*Requirement*
The records below hold pictures; please leave those out and retype the rest exactly.

[Excerpts from a figure dataset]
####################
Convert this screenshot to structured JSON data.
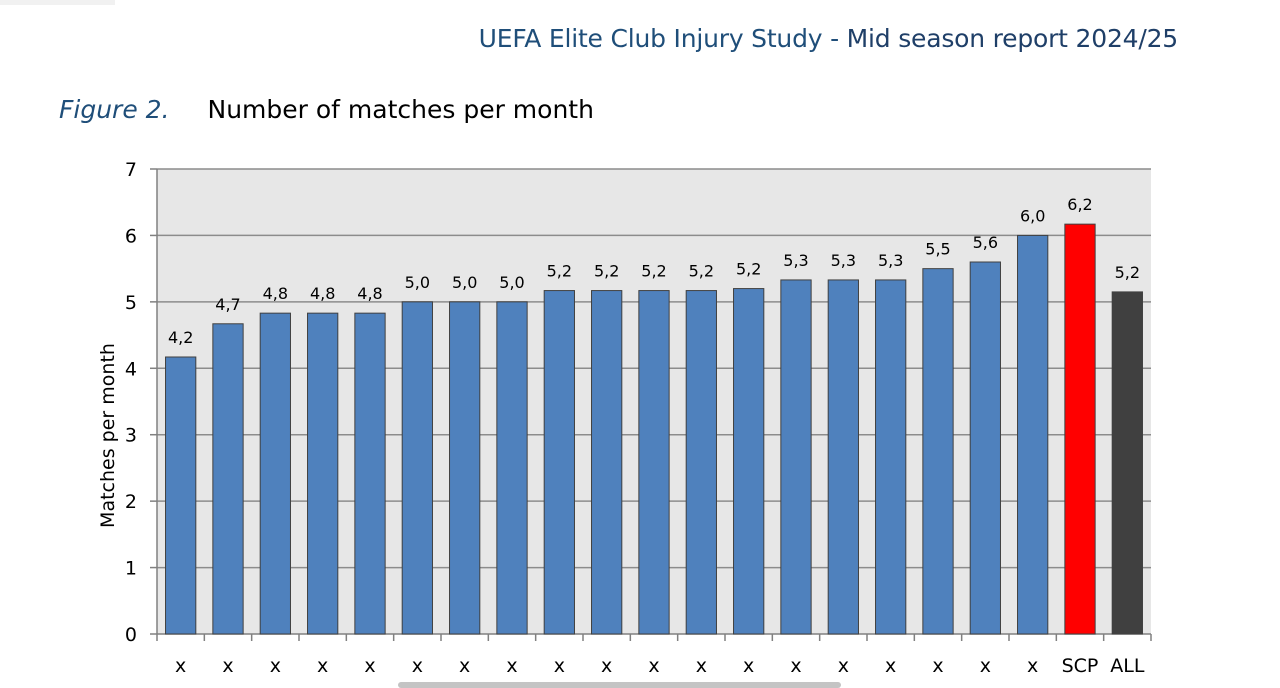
{
  "header": {
    "title_part1": "UEFA Elite Club Injury Study - ",
    "title_part2": "Mid season report 2024/25"
  },
  "figure": {
    "label": "Figure 2.",
    "title": "Number of matches per month"
  },
  "chart_data": {
    "type": "bar",
    "title": "Number of matches per month",
    "xlabel": "",
    "ylabel": "Matches per month",
    "ylim": [
      0,
      7
    ],
    "yticks": [
      0,
      1,
      2,
      3,
      4,
      5,
      6,
      7
    ],
    "grid": true,
    "categories": [
      "x",
      "x",
      "x",
      "x",
      "x",
      "x",
      "x",
      "x",
      "x",
      "x",
      "x",
      "x",
      "x",
      "x",
      "x",
      "x",
      "x",
      "x",
      "x",
      "SCP",
      "ALL"
    ],
    "values": [
      4.17,
      4.67,
      4.83,
      4.83,
      4.83,
      5.0,
      5.0,
      5.0,
      5.17,
      5.17,
      5.17,
      5.17,
      5.2,
      5.33,
      5.33,
      5.33,
      5.5,
      5.6,
      6.0,
      6.17,
      5.15
    ],
    "data_labels": [
      "4,2",
      "4,7",
      "4,8",
      "4,8",
      "4,8",
      "5,0",
      "5,0",
      "5,0",
      "5,2",
      "5,2",
      "5,2",
      "5,2",
      "5,2",
      "5,3",
      "5,3",
      "5,3",
      "5,5",
      "5,6",
      "6,0",
      "6,2",
      "5,2"
    ],
    "colors": {
      "default": "#4f81bd",
      "SCP": "#ff0000",
      "ALL": "#404040",
      "plot_background": "#e7e7e7",
      "gridline": "#8c8c8c"
    }
  }
}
####################
*Solution*
Convert this screenshot to structured JSON data.
{
  "header": {
    "title_part1": "UEFA Elite Club Injury Study - ",
    "title_part2": "Mid season report 2024/25"
  },
  "figure": {
    "label": "Figure 2.",
    "title": "Number of matches per month"
  },
  "chart_data": {
    "type": "bar",
    "title": "Number of matches per month",
    "xlabel": "",
    "ylabel": "Matches per month",
    "ylim": [
      0,
      7
    ],
    "yticks": [
      0,
      1,
      2,
      3,
      4,
      5,
      6,
      7
    ],
    "grid": true,
    "categories": [
      "x",
      "x",
      "x",
      "x",
      "x",
      "x",
      "x",
      "x",
      "x",
      "x",
      "x",
      "x",
      "x",
      "x",
      "x",
      "x",
      "x",
      "x",
      "x",
      "SCP",
      "ALL"
    ],
    "values": [
      4.17,
      4.67,
      4.83,
      4.83,
      4.83,
      5.0,
      5.0,
      5.0,
      5.17,
      5.17,
      5.17,
      5.17,
      5.2,
      5.33,
      5.33,
      5.33,
      5.5,
      5.6,
      6.0,
      6.17,
      5.15
    ],
    "data_labels": [
      "4,2",
      "4,7",
      "4,8",
      "4,8",
      "4,8",
      "5,0",
      "5,0",
      "5,0",
      "5,2",
      "5,2",
      "5,2",
      "5,2",
      "5,2",
      "5,3",
      "5,3",
      "5,3",
      "5,5",
      "5,6",
      "6,0",
      "6,2",
      "5,2"
    ],
    "colors": {
      "default": "#4f81bd",
      "SCP": "#ff0000",
      "ALL": "#404040",
      "plot_background": "#e7e7e7",
      "gridline": "#8c8c8c"
    }
  }
}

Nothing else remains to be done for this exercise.